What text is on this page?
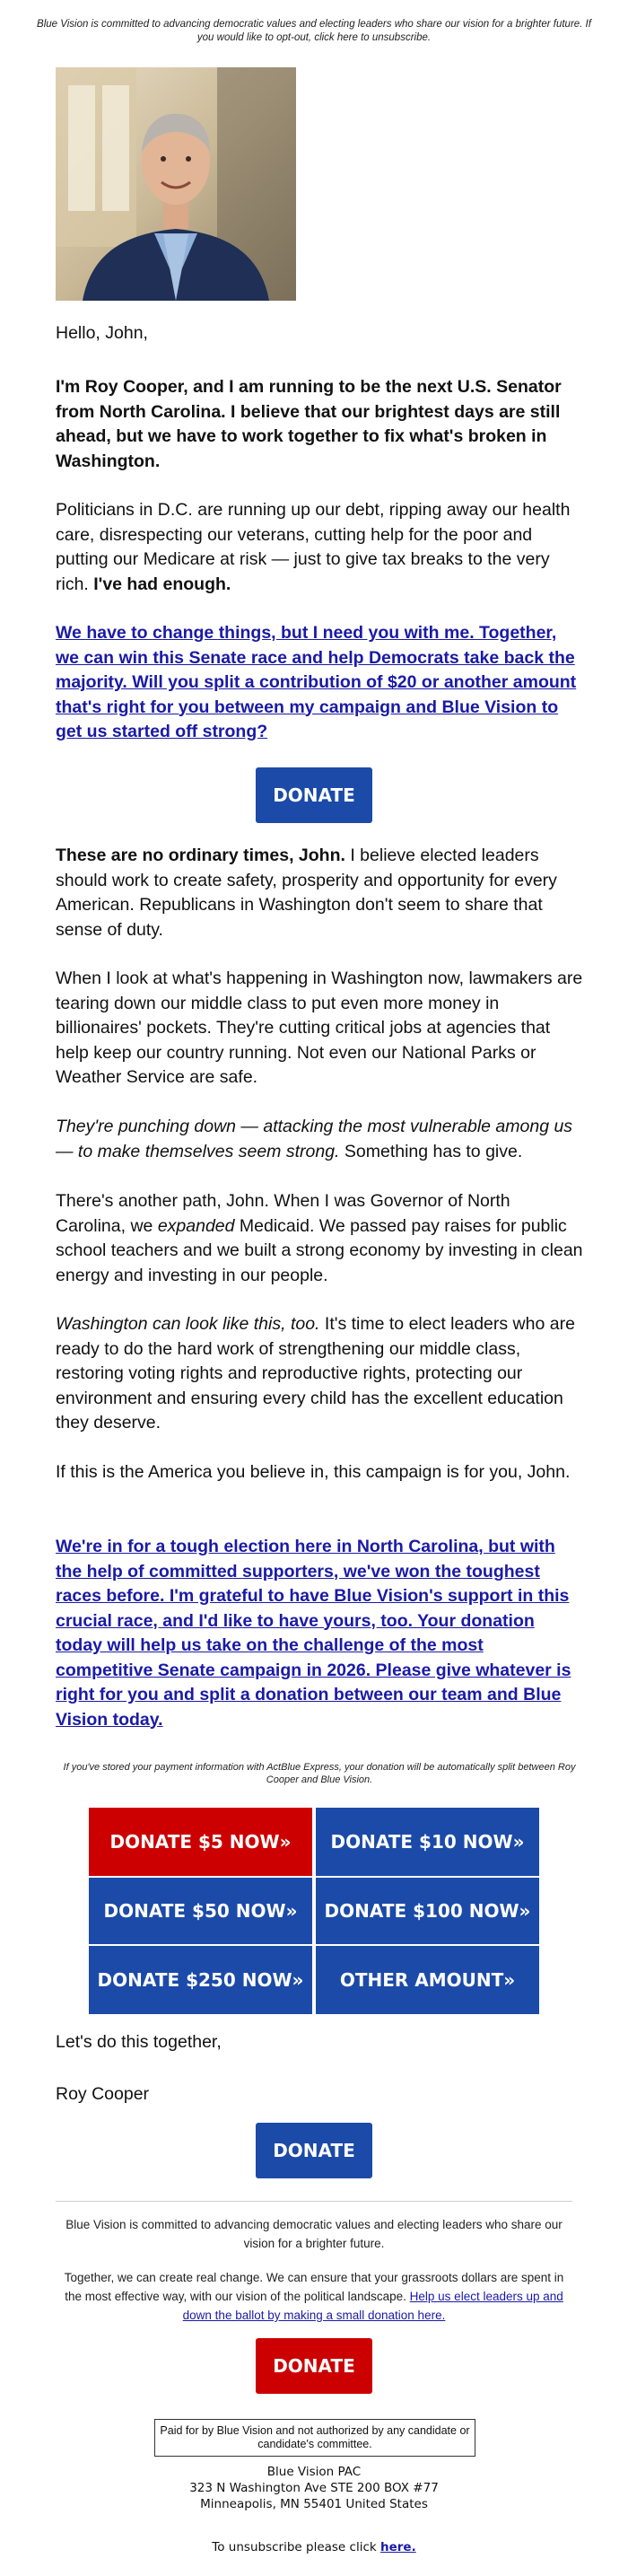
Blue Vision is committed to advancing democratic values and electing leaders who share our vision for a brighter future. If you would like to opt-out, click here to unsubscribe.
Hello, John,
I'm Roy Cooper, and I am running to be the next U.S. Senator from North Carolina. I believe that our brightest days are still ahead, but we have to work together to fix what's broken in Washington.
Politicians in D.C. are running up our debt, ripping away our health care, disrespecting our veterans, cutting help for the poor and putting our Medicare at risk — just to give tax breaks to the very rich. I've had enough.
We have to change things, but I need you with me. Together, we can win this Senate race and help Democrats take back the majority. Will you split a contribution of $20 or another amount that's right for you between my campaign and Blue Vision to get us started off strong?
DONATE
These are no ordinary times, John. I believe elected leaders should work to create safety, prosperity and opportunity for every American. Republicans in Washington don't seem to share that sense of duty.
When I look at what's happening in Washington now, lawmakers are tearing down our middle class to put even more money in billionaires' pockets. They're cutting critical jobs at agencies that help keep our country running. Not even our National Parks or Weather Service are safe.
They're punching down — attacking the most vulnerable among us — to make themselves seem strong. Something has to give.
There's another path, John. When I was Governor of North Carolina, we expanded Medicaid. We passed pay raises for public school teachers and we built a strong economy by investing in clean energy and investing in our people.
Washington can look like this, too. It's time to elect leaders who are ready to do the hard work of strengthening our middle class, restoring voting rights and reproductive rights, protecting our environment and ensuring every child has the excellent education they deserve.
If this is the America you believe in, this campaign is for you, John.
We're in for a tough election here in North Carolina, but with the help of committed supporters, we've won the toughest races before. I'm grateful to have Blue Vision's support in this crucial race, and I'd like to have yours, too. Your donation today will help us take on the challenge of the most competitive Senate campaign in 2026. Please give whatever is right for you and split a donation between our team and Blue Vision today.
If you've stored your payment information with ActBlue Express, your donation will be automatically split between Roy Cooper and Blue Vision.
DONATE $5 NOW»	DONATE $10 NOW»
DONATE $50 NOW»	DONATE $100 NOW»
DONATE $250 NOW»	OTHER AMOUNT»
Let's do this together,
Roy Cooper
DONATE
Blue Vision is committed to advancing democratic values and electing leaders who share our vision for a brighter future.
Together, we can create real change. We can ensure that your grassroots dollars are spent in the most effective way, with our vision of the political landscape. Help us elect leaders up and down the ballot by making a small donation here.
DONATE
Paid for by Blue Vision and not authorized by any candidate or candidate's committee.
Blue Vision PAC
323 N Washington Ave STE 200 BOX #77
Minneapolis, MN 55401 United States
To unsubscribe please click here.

======

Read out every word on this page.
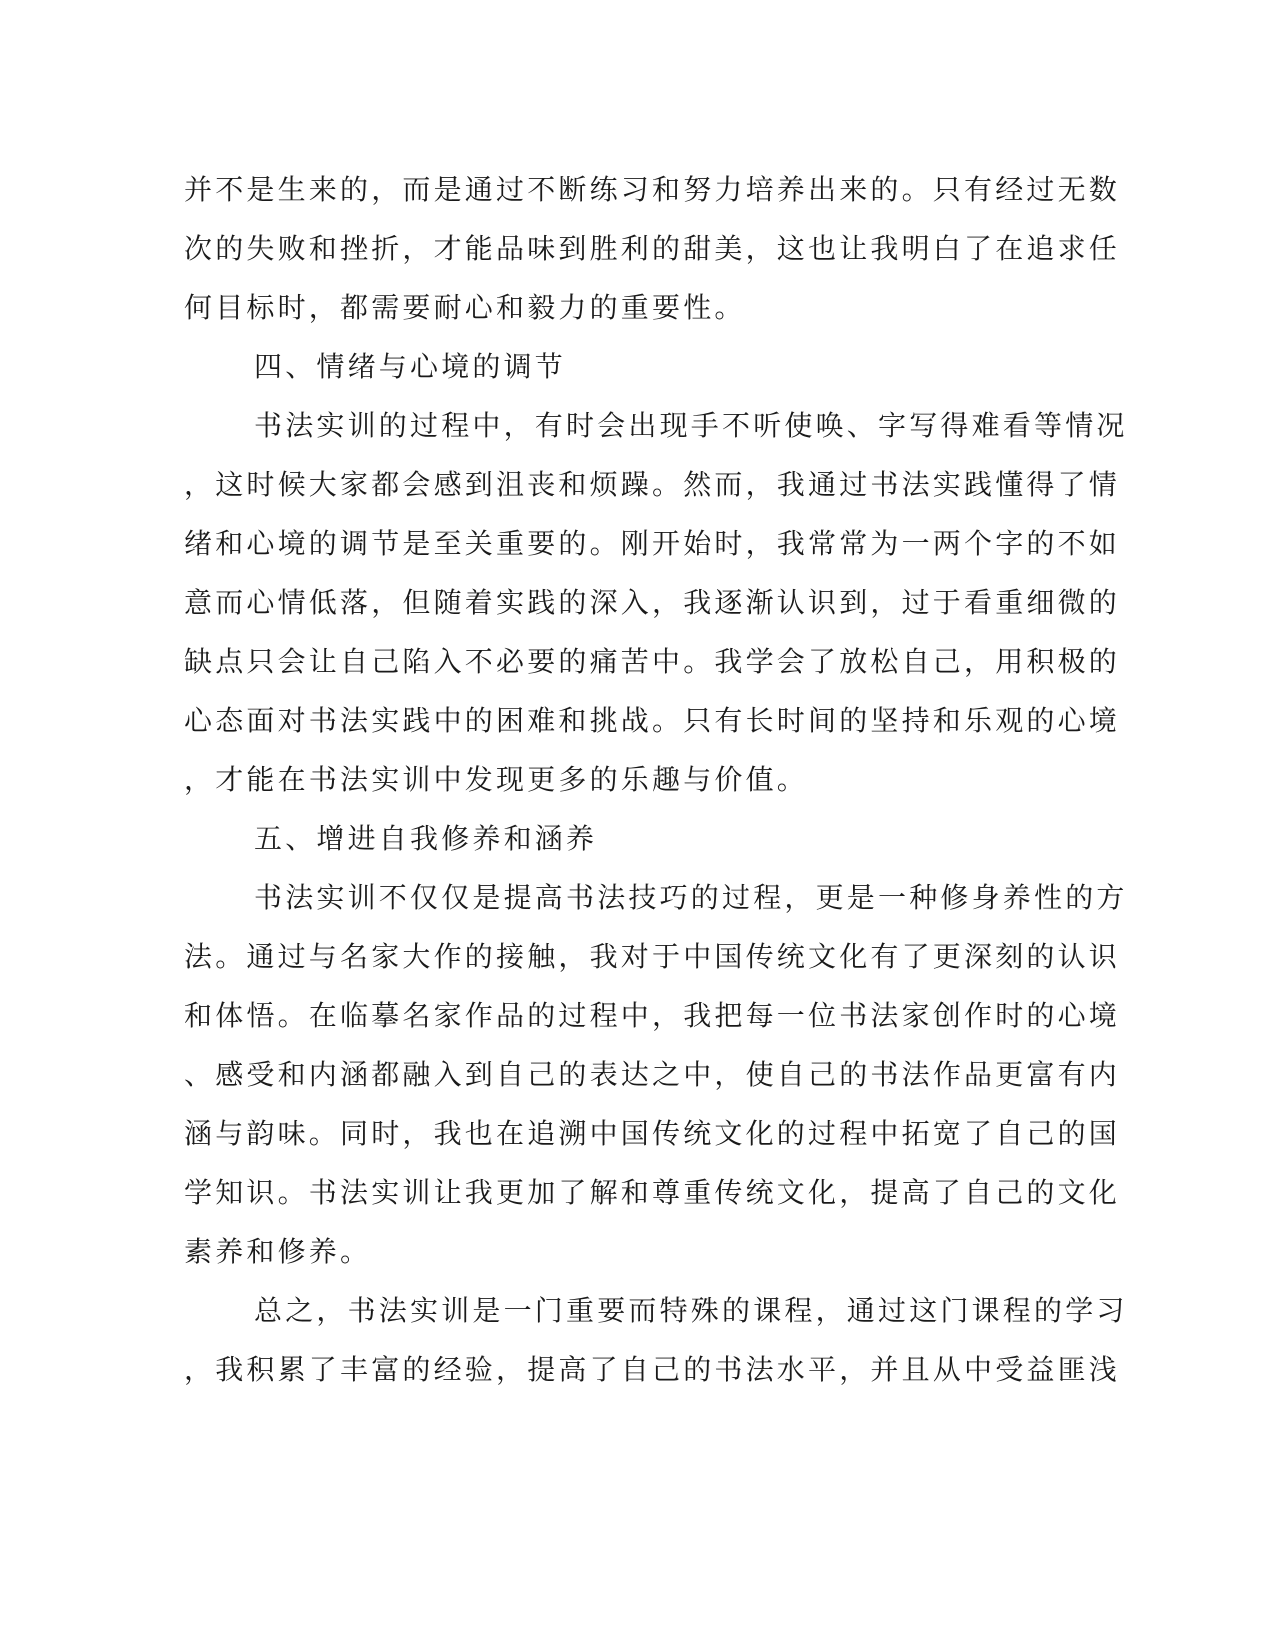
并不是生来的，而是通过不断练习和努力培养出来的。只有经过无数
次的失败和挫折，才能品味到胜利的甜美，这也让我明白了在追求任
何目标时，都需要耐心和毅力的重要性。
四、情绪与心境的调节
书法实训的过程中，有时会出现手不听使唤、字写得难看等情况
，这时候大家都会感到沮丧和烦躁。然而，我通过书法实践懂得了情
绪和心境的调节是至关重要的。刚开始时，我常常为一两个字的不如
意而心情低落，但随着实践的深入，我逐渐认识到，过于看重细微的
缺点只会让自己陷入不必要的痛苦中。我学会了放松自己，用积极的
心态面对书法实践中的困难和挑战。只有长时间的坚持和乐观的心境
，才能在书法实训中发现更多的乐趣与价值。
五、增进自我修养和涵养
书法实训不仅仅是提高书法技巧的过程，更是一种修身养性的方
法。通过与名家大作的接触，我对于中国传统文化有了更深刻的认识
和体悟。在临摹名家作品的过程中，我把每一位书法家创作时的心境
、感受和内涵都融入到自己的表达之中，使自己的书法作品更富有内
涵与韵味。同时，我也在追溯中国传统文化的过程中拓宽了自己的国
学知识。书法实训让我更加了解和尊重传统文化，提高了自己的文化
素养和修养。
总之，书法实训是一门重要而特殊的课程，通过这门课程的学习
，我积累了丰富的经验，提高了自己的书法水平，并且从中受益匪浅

======

> Aim
Copy every line above that holds the word "brighter".

> Result for this exercise
Blue Vision is committed to advancing democratic values and electing leaders who share our vision for a brighter future. If you would like to opt-out, click here to unsubscribe.
Blue Vision is committed to advancing democratic values and electing leaders who share our vision for a brighter future.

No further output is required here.